* EXERCISE PROMPT
Your task is to repeat the entries underneath exactly, minus the pictures.

Items from a data source:
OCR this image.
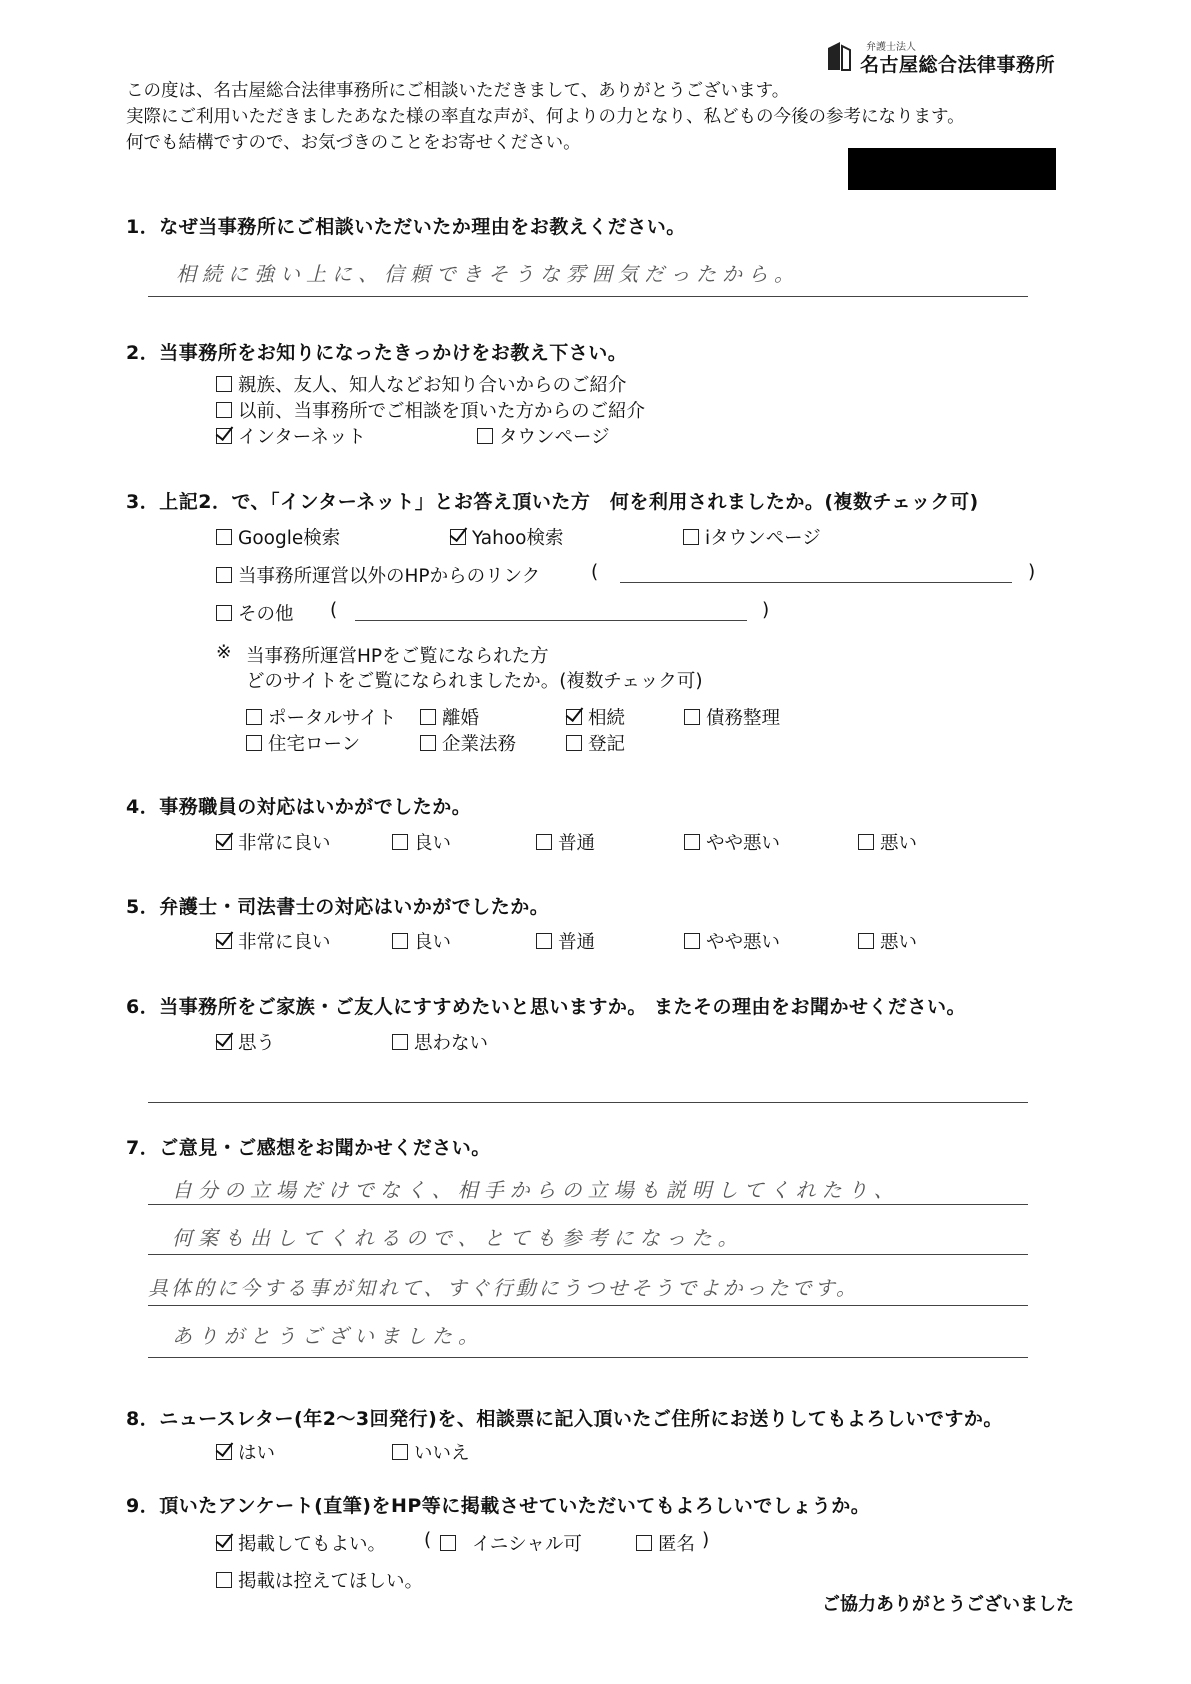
弁護士法人
名古屋総合法律事務所
この度は、名古屋総合法律事務所にご相談いただきまして、ありがとうございます。
実際にご利用いただきましたあなた様の率直な声が、何よりの力となり、私どもの今後の参考になります。
何でも結構ですので、お気づきのことをお寄せください。
1．なぜ当事務所にご相談いただいたか理由をお教えください。
相続に強い上に、信頼できそうな雰囲気だったから。
2．当事務所をお知りになったきっかけをお教え下さい。
親族、友人、知人などお知り合いからのご紹介
以前、当事務所でご相談を頂いた方からのご紹介
インターネット	タウンページ
3．上記2．で、「インターネット」とお答え頂いた方　何を利用されましたか。(複数チェック可)
Google検索	Yahoo検索	iタウンページ
当事務所運営以外のHPからのリンク	(	)
その他 (	)
※ 当事務所運営HPをご覧になられた方
どのサイトをご覧になられましたか。(複数チェック可)
ポータルサイト 離婚	相続	債務整理
住宅ローン	企業法務	登記
4．事務職員の対応はいかがでしたか。
非常に良い	良い	普通	やや悪い	悪い
5．弁護士・司法書士の対応はいかがでしたか。
非常に良い	良い	普通	やや悪い	悪い
6．当事務所をご家族・ご友人にすすめたいと思いますか。 またその理由をお聞かせください。
思う	思わない
7．ご意見・ご感想をお聞かせください。
自分の立場だけでなく、相手からの立場も説明してくれたり、
何案も出してくれるので、とても参考になった。
具体的に今する事が知れて、すぐ行動にうつせそうでよかったです。
ありがとうございました。
8．ニュースレター(年2～3回発行)を、相談票に記入頂いたご住所にお送りしてもよろしいですか。
はい	いいえ
9．頂いたアンケート(直筆)をHP等に掲載させていただいてもよろしいでしょうか。
掲載してもよい。 ( イニシャル可	匿名 )
掲載は控えてほしい。
ご協力ありがとうございました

* OUTPUT FOR THIS EXERCISE
OCR this image.
弁護士法人
名古屋総合法律事務所
この度は、名古屋総合法律事務所にご相談いただきまして、ありがとうございます。
実際にご利用いただきましたあなた様の率直な声が、何よりの力となり、私どもの今後の参考になります。
何でも結構ですので、お気づきのことをお寄せください。
1．なぜ当事務所にご相談いただいたか理由をお教えください。
相続に強い上に、信頼できそうな雰囲気だったから。
2．当事務所をお知りになったきっかけをお教え下さい。
親族、友人、知人などお知り合いからのご紹介
以前、当事務所でご相談を頂いた方からのご紹介
インターネット	タウンページ
3．上記2．で、「インターネット」とお答え頂いた方　何を利用されましたか。(複数チェック可)
Google検索	Yahoo検索	iタウンページ
当事務所運営以外のHPからのリンク	(	)
その他 (	)
※ 当事務所運営HPをご覧になられた方
どのサイトをご覧になられましたか。(複数チェック可)
ポータルサイト 離婚	相続	債務整理
住宅ローン	企業法務	登記
4．事務職員の対応はいかがでしたか。
非常に良い	良い	普通	やや悪い	悪い
5．弁護士・司法書士の対応はいかがでしたか。
非常に良い	良い	普通	やや悪い	悪い
6．当事務所をご家族・ご友人にすすめたいと思いますか。 またその理由をお聞かせください。
思う	思わない
7．ご意見・ご感想をお聞かせください。
自分の立場だけでなく、相手からの立場も説明してくれたり、
何案も出してくれるので、とても参考になった。
具体的に今する事が知れて、すぐ行動にうつせそうでよかったです。
ありがとうございました。
8．ニュースレター(年2～3回発行)を、相談票に記入頂いたご住所にお送りしてもよろしいですか。
はい	いいえ
9．頂いたアンケート(直筆)をHP等に掲載させていただいてもよろしいでしょうか。
掲載してもよい。 ( イニシャル可	匿名 )
掲載は控えてほしい。
ご協力ありがとうございました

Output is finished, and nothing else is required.